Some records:
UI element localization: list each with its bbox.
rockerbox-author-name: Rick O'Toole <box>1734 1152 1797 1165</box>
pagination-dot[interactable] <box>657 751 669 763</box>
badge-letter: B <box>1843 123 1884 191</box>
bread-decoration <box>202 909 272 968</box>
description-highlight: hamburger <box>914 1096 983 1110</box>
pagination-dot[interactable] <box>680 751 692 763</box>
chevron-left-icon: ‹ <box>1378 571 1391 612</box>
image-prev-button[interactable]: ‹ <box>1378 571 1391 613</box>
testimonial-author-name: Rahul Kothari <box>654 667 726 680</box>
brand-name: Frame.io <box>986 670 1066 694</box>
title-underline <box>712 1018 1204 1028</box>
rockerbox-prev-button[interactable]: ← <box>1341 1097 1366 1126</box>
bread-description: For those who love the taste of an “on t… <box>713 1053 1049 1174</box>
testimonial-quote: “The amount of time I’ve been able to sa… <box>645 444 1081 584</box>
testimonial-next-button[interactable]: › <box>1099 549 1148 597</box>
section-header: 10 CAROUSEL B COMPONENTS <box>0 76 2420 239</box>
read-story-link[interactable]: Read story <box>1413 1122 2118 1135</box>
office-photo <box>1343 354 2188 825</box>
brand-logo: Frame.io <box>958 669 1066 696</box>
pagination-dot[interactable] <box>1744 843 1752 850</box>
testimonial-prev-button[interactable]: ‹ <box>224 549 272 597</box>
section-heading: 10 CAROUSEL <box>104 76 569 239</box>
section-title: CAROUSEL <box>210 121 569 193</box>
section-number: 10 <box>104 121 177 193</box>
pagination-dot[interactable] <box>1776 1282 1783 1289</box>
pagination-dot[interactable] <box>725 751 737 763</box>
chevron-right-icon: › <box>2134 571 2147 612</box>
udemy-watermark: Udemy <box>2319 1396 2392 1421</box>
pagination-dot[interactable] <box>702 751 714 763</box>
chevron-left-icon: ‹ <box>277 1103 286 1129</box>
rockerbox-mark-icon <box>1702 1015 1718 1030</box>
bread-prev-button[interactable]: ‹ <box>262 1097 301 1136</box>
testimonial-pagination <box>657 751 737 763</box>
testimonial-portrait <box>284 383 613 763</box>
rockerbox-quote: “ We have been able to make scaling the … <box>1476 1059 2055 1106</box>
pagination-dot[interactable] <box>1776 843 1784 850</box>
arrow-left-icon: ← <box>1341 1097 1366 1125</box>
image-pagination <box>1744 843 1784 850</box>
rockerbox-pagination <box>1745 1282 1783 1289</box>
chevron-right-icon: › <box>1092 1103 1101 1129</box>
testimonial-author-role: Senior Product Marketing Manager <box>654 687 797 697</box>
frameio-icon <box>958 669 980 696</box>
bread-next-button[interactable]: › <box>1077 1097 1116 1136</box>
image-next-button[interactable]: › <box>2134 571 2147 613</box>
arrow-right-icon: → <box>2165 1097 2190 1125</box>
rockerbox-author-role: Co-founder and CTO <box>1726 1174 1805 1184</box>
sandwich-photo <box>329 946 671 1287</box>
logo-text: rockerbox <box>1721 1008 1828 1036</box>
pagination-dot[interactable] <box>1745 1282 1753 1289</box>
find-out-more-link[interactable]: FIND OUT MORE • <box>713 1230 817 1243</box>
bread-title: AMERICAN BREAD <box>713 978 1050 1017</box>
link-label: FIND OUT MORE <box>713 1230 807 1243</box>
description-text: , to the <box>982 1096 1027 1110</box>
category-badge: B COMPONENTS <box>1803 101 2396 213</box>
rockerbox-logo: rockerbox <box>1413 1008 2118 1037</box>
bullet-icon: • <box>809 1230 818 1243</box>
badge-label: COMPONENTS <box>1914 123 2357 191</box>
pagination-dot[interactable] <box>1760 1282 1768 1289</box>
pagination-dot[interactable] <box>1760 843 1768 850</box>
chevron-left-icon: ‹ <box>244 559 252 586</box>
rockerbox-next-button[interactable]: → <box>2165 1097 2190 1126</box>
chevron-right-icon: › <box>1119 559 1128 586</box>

*PROBLEM TO WORK ON*. Please reproduce all of the data above, line for line, with no changes.

*THE ANSWER*.
UI element localization: list each with its bbox.
rockerbox-author-name: Rick O'Toole <box>1734 1152 1797 1165</box>
pagination-dot[interactable] <box>657 751 669 763</box>
badge-letter: B <box>1843 123 1884 191</box>
bread-decoration <box>202 909 272 968</box>
description-highlight: hamburger <box>914 1096 983 1110</box>
pagination-dot[interactable] <box>680 751 692 763</box>
chevron-left-icon: ‹ <box>1378 571 1391 612</box>
image-prev-button[interactable]: ‹ <box>1378 571 1391 613</box>
testimonial-author-name: Rahul Kothari <box>654 667 726 680</box>
brand-name: Frame.io <box>986 670 1066 694</box>
title-underline <box>712 1018 1204 1028</box>
rockerbox-prev-button[interactable]: ← <box>1341 1097 1366 1126</box>
bread-description: For those who love the taste of an “on t… <box>713 1053 1049 1174</box>
testimonial-quote: “The amount of time I’ve been able to sa… <box>645 444 1081 584</box>
testimonial-next-button[interactable]: › <box>1099 549 1148 597</box>
section-header: 10 CAROUSEL B COMPONENTS <box>0 76 2420 239</box>
read-story-link[interactable]: Read story <box>1413 1122 2118 1135</box>
office-photo <box>1343 354 2188 825</box>
brand-logo: Frame.io <box>958 669 1066 696</box>
pagination-dot[interactable] <box>1744 843 1752 850</box>
testimonial-prev-button[interactable]: ‹ <box>224 549 272 597</box>
section-heading: 10 CAROUSEL <box>104 76 569 239</box>
section-title: CAROUSEL <box>210 121 569 193</box>
section-number: 10 <box>104 121 177 193</box>
pagination-dot[interactable] <box>1776 1282 1783 1289</box>
pagination-dot[interactable] <box>725 751 737 763</box>
chevron-right-icon: › <box>2134 571 2147 612</box>
udemy-watermark: Udemy <box>2319 1396 2392 1421</box>
pagination-dot[interactable] <box>702 751 714 763</box>
chevron-left-icon: ‹ <box>277 1103 286 1129</box>
rockerbox-mark-icon <box>1702 1015 1718 1030</box>
bread-prev-button[interactable]: ‹ <box>262 1097 301 1136</box>
testimonial-pagination <box>657 751 737 763</box>
testimonial-portrait <box>284 383 613 763</box>
rockerbox-quote: “ We have been able to make scaling the … <box>1476 1059 2055 1106</box>
pagination-dot[interactable] <box>1776 843 1784 850</box>
arrow-left-icon: ← <box>1341 1097 1366 1125</box>
image-pagination <box>1744 843 1784 850</box>
rockerbox-pagination <box>1745 1282 1783 1289</box>
chevron-right-icon: › <box>1092 1103 1101 1129</box>
testimonial-author-role: Senior Product Marketing Manager <box>654 687 797 697</box>
frameio-icon <box>958 669 980 696</box>
bread-next-button[interactable]: › <box>1077 1097 1116 1136</box>
image-next-button[interactable]: › <box>2134 571 2147 613</box>
arrow-right-icon: → <box>2165 1097 2190 1125</box>
rockerbox-author-role: Co-founder and CTO <box>1726 1174 1805 1184</box>
sandwich-photo <box>329 946 671 1287</box>
logo-text: rockerbox <box>1721 1008 1828 1036</box>
pagination-dot[interactable] <box>1745 1282 1753 1289</box>
find-out-more-link[interactable]: FIND OUT MORE • <box>713 1230 817 1243</box>
bread-title: AMERICAN BREAD <box>713 978 1050 1017</box>
link-label: FIND OUT MORE <box>713 1230 807 1243</box>
description-text: , to the <box>982 1096 1027 1110</box>
category-badge: B COMPONENTS <box>1803 101 2396 213</box>
rockerbox-logo: rockerbox <box>1413 1008 2118 1037</box>
bullet-icon: • <box>809 1230 818 1243</box>
badge-label: COMPONENTS <box>1914 123 2357 191</box>
pagination-dot[interactable] <box>1760 1282 1768 1289</box>
pagination-dot[interactable] <box>1760 843 1768 850</box>
chevron-left-icon: ‹ <box>244 559 252 586</box>
rockerbox-next-button[interactable]: → <box>2165 1097 2190 1126</box>
chevron-right-icon: › <box>1119 559 1128 586</box>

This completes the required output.